Write the records below out again exactly as given, with no images.

++++++

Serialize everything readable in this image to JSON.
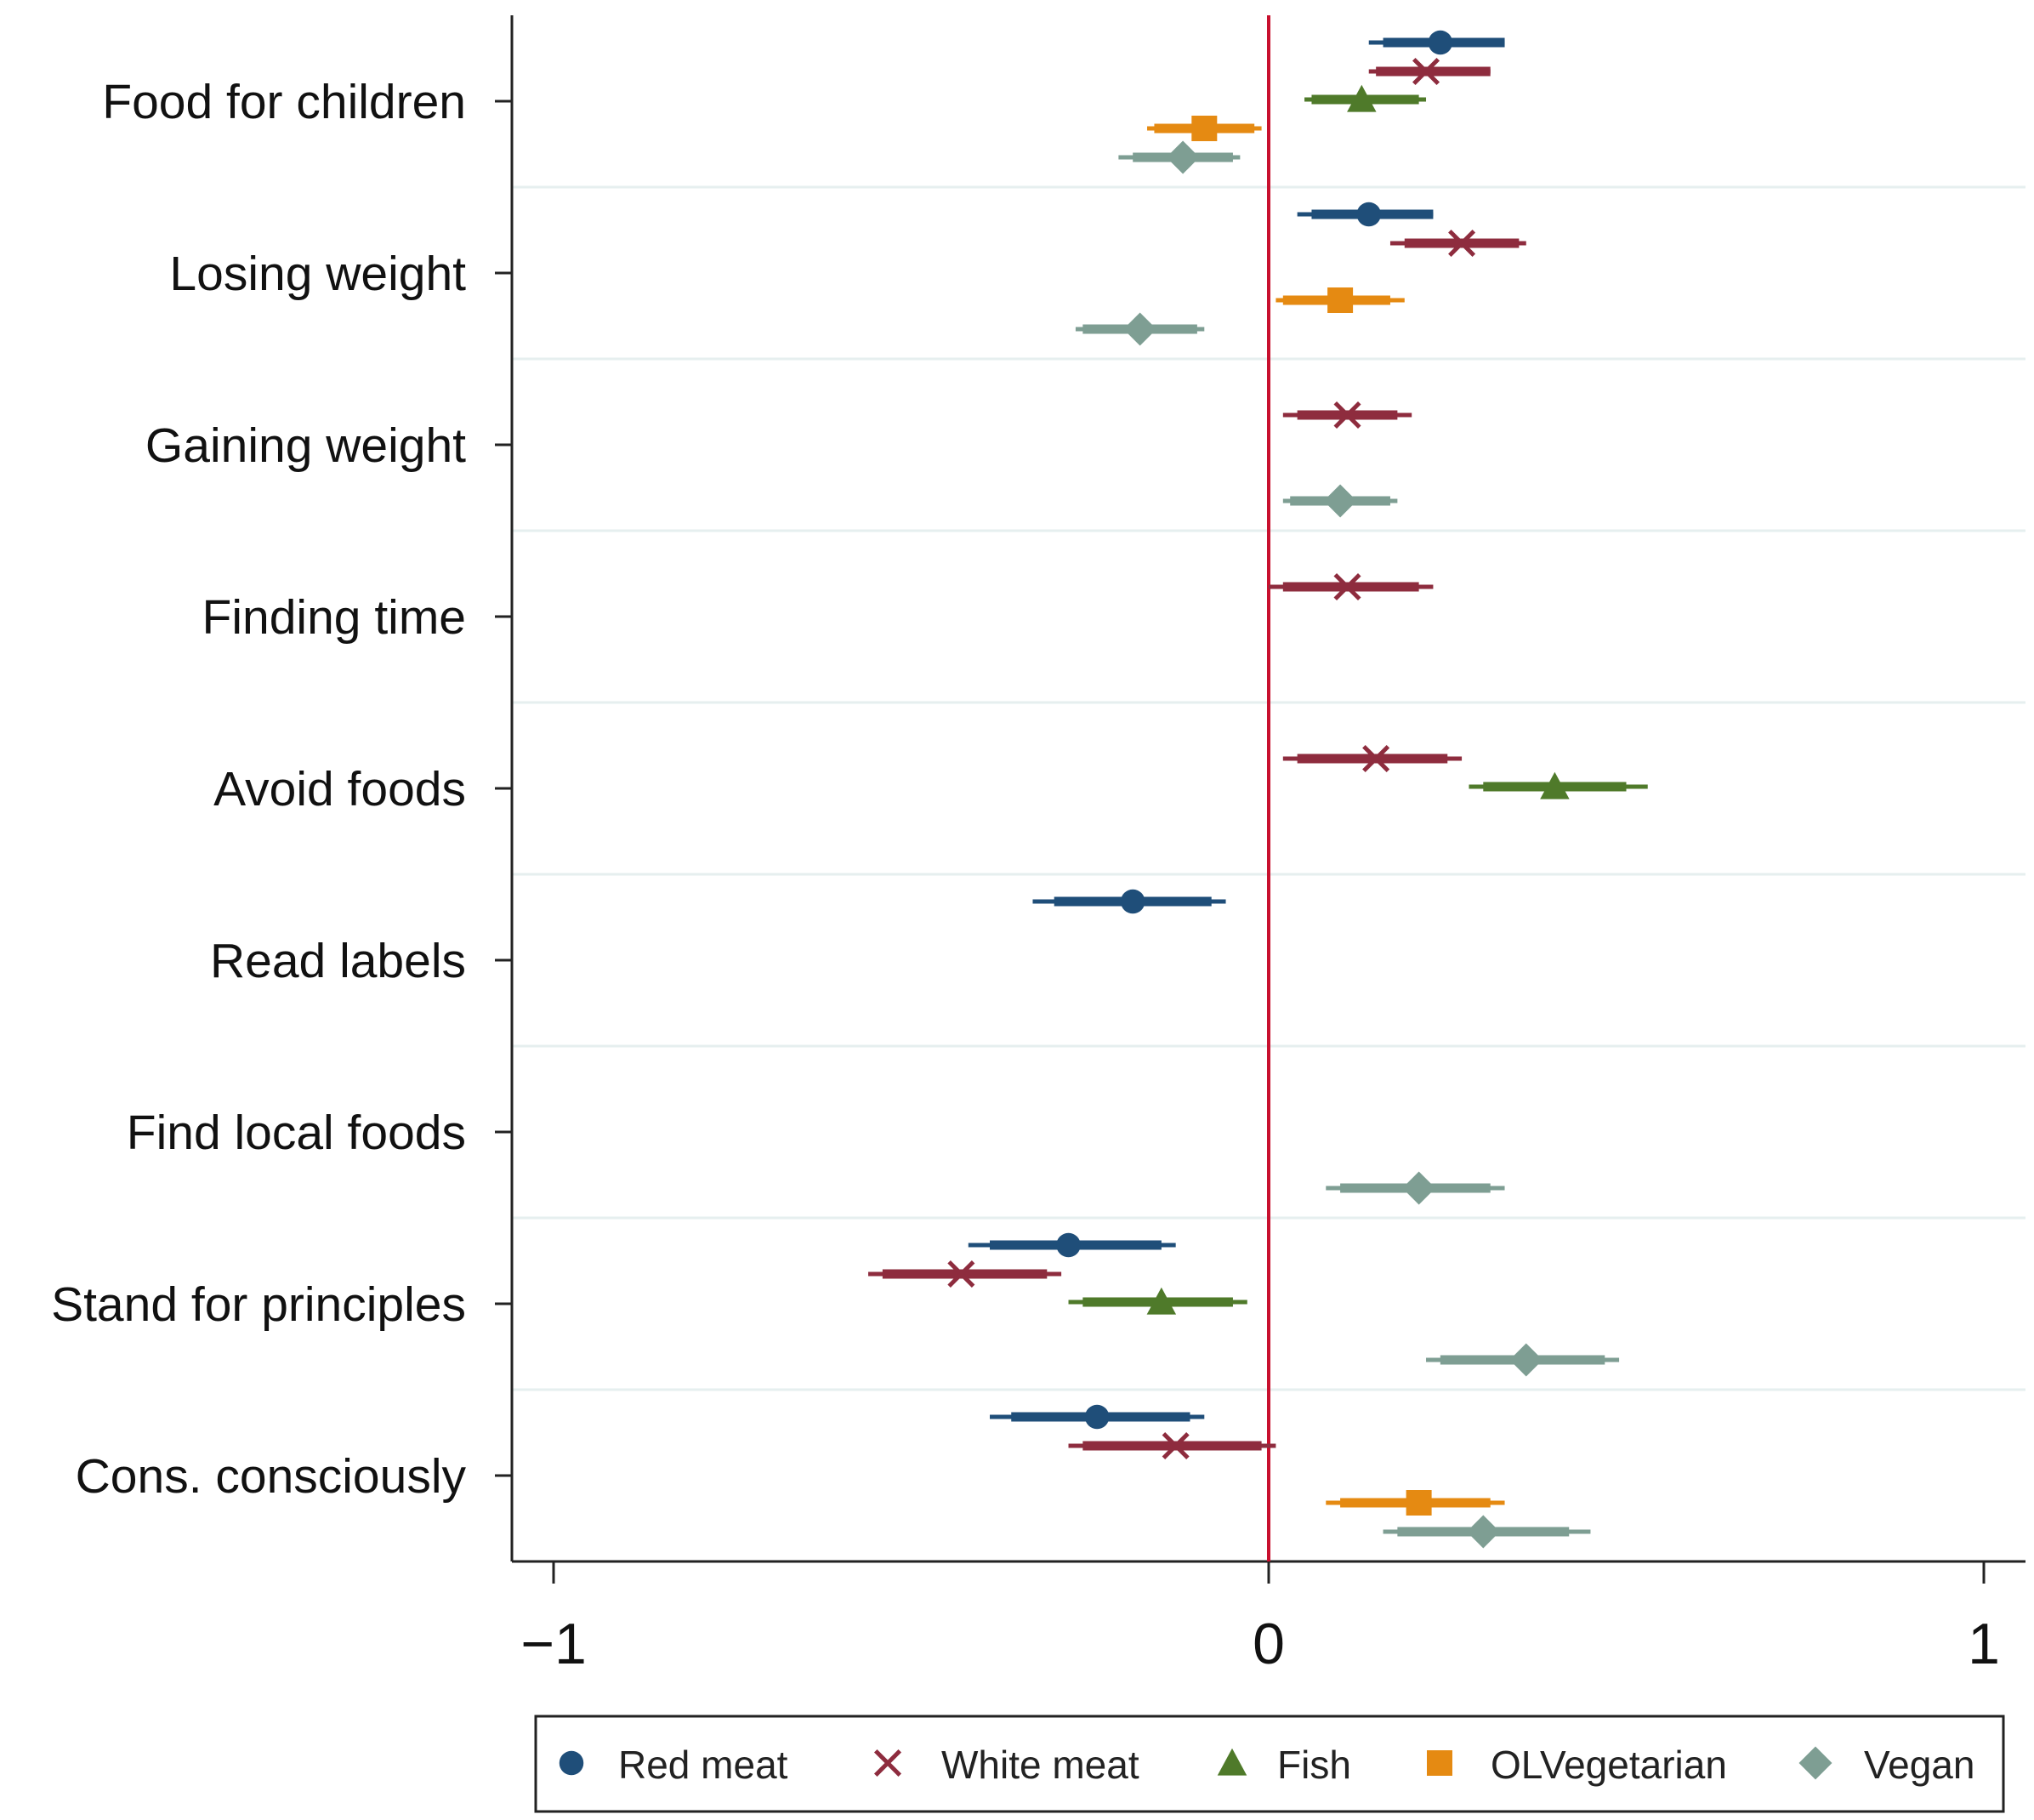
{
  "chart_data": {
    "type": "scatter",
    "subtype": "coefficient-plot",
    "title": "",
    "xlabel": "",
    "ylabel": "",
    "xlim": [
      -1.06,
      1.06
    ],
    "xticks": [
      -1,
      0,
      1
    ],
    "xtick_labels": [
      "−1",
      "0",
      "1"
    ],
    "reference_line": 0,
    "colors": {
      "red_meat": "#1f4e79",
      "white_meat": "#8e2c3e",
      "fish": "#4f7a2a",
      "olvegetarian": "#e58a12",
      "vegan": "#7e9e93",
      "reference": "#c8102e",
      "gridline": "#e6efef",
      "axis": "#222222"
    },
    "categories": [
      "Food for children",
      "Losing weight",
      "Gaining weight",
      "Finding time",
      "Avoid foods",
      "Read labels",
      "Find local foods",
      "Stand for principles",
      "Cons. consciously"
    ],
    "series": [
      {
        "name": "Red meat",
        "marker": "circle",
        "color_key": "red_meat",
        "points": [
          {
            "category": "Food for children",
            "value": 0.24,
            "ci90": [
              0.16,
              0.33
            ],
            "ci95": [
              0.14,
              0.33
            ]
          },
          {
            "category": "Losing weight",
            "value": 0.14,
            "ci90": [
              0.06,
              0.23
            ],
            "ci95": [
              0.04,
              0.23
            ]
          },
          {
            "category": "Read labels",
            "value": -0.19,
            "ci90": [
              -0.3,
              -0.08
            ],
            "ci95": [
              -0.33,
              -0.06
            ]
          },
          {
            "category": "Stand for principles",
            "value": -0.28,
            "ci90": [
              -0.39,
              -0.15
            ],
            "ci95": [
              -0.42,
              -0.13
            ]
          },
          {
            "category": "Cons. consciously",
            "value": -0.24,
            "ci90": [
              -0.36,
              -0.11
            ],
            "ci95": [
              -0.39,
              -0.09
            ]
          }
        ]
      },
      {
        "name": "White meat",
        "marker": "x",
        "color_key": "white_meat",
        "points": [
          {
            "category": "Food for children",
            "value": 0.22,
            "ci90": [
              0.15,
              0.31
            ],
            "ci95": [
              0.14,
              0.31
            ]
          },
          {
            "category": "Losing weight",
            "value": 0.27,
            "ci90": [
              0.19,
              0.35
            ],
            "ci95": [
              0.17,
              0.36
            ]
          },
          {
            "category": "Gaining weight",
            "value": 0.11,
            "ci90": [
              0.04,
              0.18
            ],
            "ci95": [
              0.02,
              0.2
            ]
          },
          {
            "category": "Finding time",
            "value": 0.11,
            "ci90": [
              0.02,
              0.21
            ],
            "ci95": [
              0.0,
              0.23
            ]
          },
          {
            "category": "Avoid foods",
            "value": 0.15,
            "ci90": [
              0.04,
              0.25
            ],
            "ci95": [
              0.02,
              0.27
            ]
          },
          {
            "category": "Stand for principles",
            "value": -0.43,
            "ci90": [
              -0.54,
              -0.31
            ],
            "ci95": [
              -0.56,
              -0.29
            ]
          },
          {
            "category": "Cons. consciously",
            "value": -0.13,
            "ci90": [
              -0.26,
              -0.01
            ],
            "ci95": [
              -0.28,
              0.01
            ]
          }
        ]
      },
      {
        "name": "Fish",
        "marker": "triangle",
        "color_key": "fish",
        "points": [
          {
            "category": "Food for children",
            "value": 0.13,
            "ci90": [
              0.06,
              0.21
            ],
            "ci95": [
              0.05,
              0.22
            ]
          },
          {
            "category": "Avoid foods",
            "value": 0.4,
            "ci90": [
              0.3,
              0.5
            ],
            "ci95": [
              0.28,
              0.53
            ]
          },
          {
            "category": "Stand for principles",
            "value": -0.15,
            "ci90": [
              -0.26,
              -0.05
            ],
            "ci95": [
              -0.28,
              -0.03
            ]
          }
        ]
      },
      {
        "name": "OLVegetarian",
        "marker": "square",
        "color_key": "olvegetarian",
        "points": [
          {
            "category": "Food for children",
            "value": -0.09,
            "ci90": [
              -0.16,
              -0.02
            ],
            "ci95": [
              -0.17,
              -0.01
            ]
          },
          {
            "category": "Losing weight",
            "value": 0.1,
            "ci90": [
              0.02,
              0.17
            ],
            "ci95": [
              0.01,
              0.19
            ]
          },
          {
            "category": "Cons. consciously",
            "value": 0.21,
            "ci90": [
              0.1,
              0.31
            ],
            "ci95": [
              0.08,
              0.33
            ]
          }
        ]
      },
      {
        "name": "Vegan",
        "marker": "diamond",
        "color_key": "vegan",
        "points": [
          {
            "category": "Food for children",
            "value": -0.12,
            "ci90": [
              -0.19,
              -0.05
            ],
            "ci95": [
              -0.21,
              -0.04
            ]
          },
          {
            "category": "Losing weight",
            "value": -0.18,
            "ci90": [
              -0.26,
              -0.1
            ],
            "ci95": [
              -0.27,
              -0.09
            ]
          },
          {
            "category": "Gaining weight",
            "value": 0.1,
            "ci90": [
              0.03,
              0.17
            ],
            "ci95": [
              0.02,
              0.18
            ]
          },
          {
            "category": "Find local foods",
            "value": 0.21,
            "ci90": [
              0.1,
              0.31
            ],
            "ci95": [
              0.08,
              0.33
            ]
          },
          {
            "category": "Stand for principles",
            "value": 0.36,
            "ci90": [
              0.24,
              0.47
            ],
            "ci95": [
              0.22,
              0.49
            ]
          },
          {
            "category": "Cons. consciously",
            "value": 0.3,
            "ci90": [
              0.18,
              0.42
            ],
            "ci95": [
              0.16,
              0.45
            ]
          }
        ]
      }
    ],
    "legend": {
      "placement": "bottom",
      "entries": [
        "Red meat",
        "White meat",
        "Fish",
        "OLVegetarian",
        "Vegan"
      ]
    }
  }
}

++++++

Solution to this task:
Serialize everything readable in this image to JSON.
{
  "chart_data": {
    "type": "scatter",
    "subtype": "coefficient-plot",
    "title": "",
    "xlabel": "",
    "ylabel": "",
    "xlim": [
      -1.06,
      1.06
    ],
    "xticks": [
      -1,
      0,
      1
    ],
    "xtick_labels": [
      "−1",
      "0",
      "1"
    ],
    "reference_line": 0,
    "colors": {
      "red_meat": "#1f4e79",
      "white_meat": "#8e2c3e",
      "fish": "#4f7a2a",
      "olvegetarian": "#e58a12",
      "vegan": "#7e9e93",
      "reference": "#c8102e",
      "gridline": "#e6efef",
      "axis": "#222222"
    },
    "categories": [
      "Food for children",
      "Losing weight",
      "Gaining weight",
      "Finding time",
      "Avoid foods",
      "Read labels",
      "Find local foods",
      "Stand for principles",
      "Cons. consciously"
    ],
    "series": [
      {
        "name": "Red meat",
        "marker": "circle",
        "color_key": "red_meat",
        "points": [
          {
            "category": "Food for children",
            "value": 0.24,
            "ci90": [
              0.16,
              0.33
            ],
            "ci95": [
              0.14,
              0.33
            ]
          },
          {
            "category": "Losing weight",
            "value": 0.14,
            "ci90": [
              0.06,
              0.23
            ],
            "ci95": [
              0.04,
              0.23
            ]
          },
          {
            "category": "Read labels",
            "value": -0.19,
            "ci90": [
              -0.3,
              -0.08
            ],
            "ci95": [
              -0.33,
              -0.06
            ]
          },
          {
            "category": "Stand for principles",
            "value": -0.28,
            "ci90": [
              -0.39,
              -0.15
            ],
            "ci95": [
              -0.42,
              -0.13
            ]
          },
          {
            "category": "Cons. consciously",
            "value": -0.24,
            "ci90": [
              -0.36,
              -0.11
            ],
            "ci95": [
              -0.39,
              -0.09
            ]
          }
        ]
      },
      {
        "name": "White meat",
        "marker": "x",
        "color_key": "white_meat",
        "points": [
          {
            "category": "Food for children",
            "value": 0.22,
            "ci90": [
              0.15,
              0.31
            ],
            "ci95": [
              0.14,
              0.31
            ]
          },
          {
            "category": "Losing weight",
            "value": 0.27,
            "ci90": [
              0.19,
              0.35
            ],
            "ci95": [
              0.17,
              0.36
            ]
          },
          {
            "category": "Gaining weight",
            "value": 0.11,
            "ci90": [
              0.04,
              0.18
            ],
            "ci95": [
              0.02,
              0.2
            ]
          },
          {
            "category": "Finding time",
            "value": 0.11,
            "ci90": [
              0.02,
              0.21
            ],
            "ci95": [
              0.0,
              0.23
            ]
          },
          {
            "category": "Avoid foods",
            "value": 0.15,
            "ci90": [
              0.04,
              0.25
            ],
            "ci95": [
              0.02,
              0.27
            ]
          },
          {
            "category": "Stand for principles",
            "value": -0.43,
            "ci90": [
              -0.54,
              -0.31
            ],
            "ci95": [
              -0.56,
              -0.29
            ]
          },
          {
            "category": "Cons. consciously",
            "value": -0.13,
            "ci90": [
              -0.26,
              -0.01
            ],
            "ci95": [
              -0.28,
              0.01
            ]
          }
        ]
      },
      {
        "name": "Fish",
        "marker": "triangle",
        "color_key": "fish",
        "points": [
          {
            "category": "Food for children",
            "value": 0.13,
            "ci90": [
              0.06,
              0.21
            ],
            "ci95": [
              0.05,
              0.22
            ]
          },
          {
            "category": "Avoid foods",
            "value": 0.4,
            "ci90": [
              0.3,
              0.5
            ],
            "ci95": [
              0.28,
              0.53
            ]
          },
          {
            "category": "Stand for principles",
            "value": -0.15,
            "ci90": [
              -0.26,
              -0.05
            ],
            "ci95": [
              -0.28,
              -0.03
            ]
          }
        ]
      },
      {
        "name": "OLVegetarian",
        "marker": "square",
        "color_key": "olvegetarian",
        "points": [
          {
            "category": "Food for children",
            "value": -0.09,
            "ci90": [
              -0.16,
              -0.02
            ],
            "ci95": [
              -0.17,
              -0.01
            ]
          },
          {
            "category": "Losing weight",
            "value": 0.1,
            "ci90": [
              0.02,
              0.17
            ],
            "ci95": [
              0.01,
              0.19
            ]
          },
          {
            "category": "Cons. consciously",
            "value": 0.21,
            "ci90": [
              0.1,
              0.31
            ],
            "ci95": [
              0.08,
              0.33
            ]
          }
        ]
      },
      {
        "name": "Vegan",
        "marker": "diamond",
        "color_key": "vegan",
        "points": [
          {
            "category": "Food for children",
            "value": -0.12,
            "ci90": [
              -0.19,
              -0.05
            ],
            "ci95": [
              -0.21,
              -0.04
            ]
          },
          {
            "category": "Losing weight",
            "value": -0.18,
            "ci90": [
              -0.26,
              -0.1
            ],
            "ci95": [
              -0.27,
              -0.09
            ]
          },
          {
            "category": "Gaining weight",
            "value": 0.1,
            "ci90": [
              0.03,
              0.17
            ],
            "ci95": [
              0.02,
              0.18
            ]
          },
          {
            "category": "Find local foods",
            "value": 0.21,
            "ci90": [
              0.1,
              0.31
            ],
            "ci95": [
              0.08,
              0.33
            ]
          },
          {
            "category": "Stand for principles",
            "value": 0.36,
            "ci90": [
              0.24,
              0.47
            ],
            "ci95": [
              0.22,
              0.49
            ]
          },
          {
            "category": "Cons. consciously",
            "value": 0.3,
            "ci90": [
              0.18,
              0.42
            ],
            "ci95": [
              0.16,
              0.45
            ]
          }
        ]
      }
    ],
    "legend": {
      "placement": "bottom",
      "entries": [
        "Red meat",
        "White meat",
        "Fish",
        "OLVegetarian",
        "Vegan"
      ]
    }
  }
}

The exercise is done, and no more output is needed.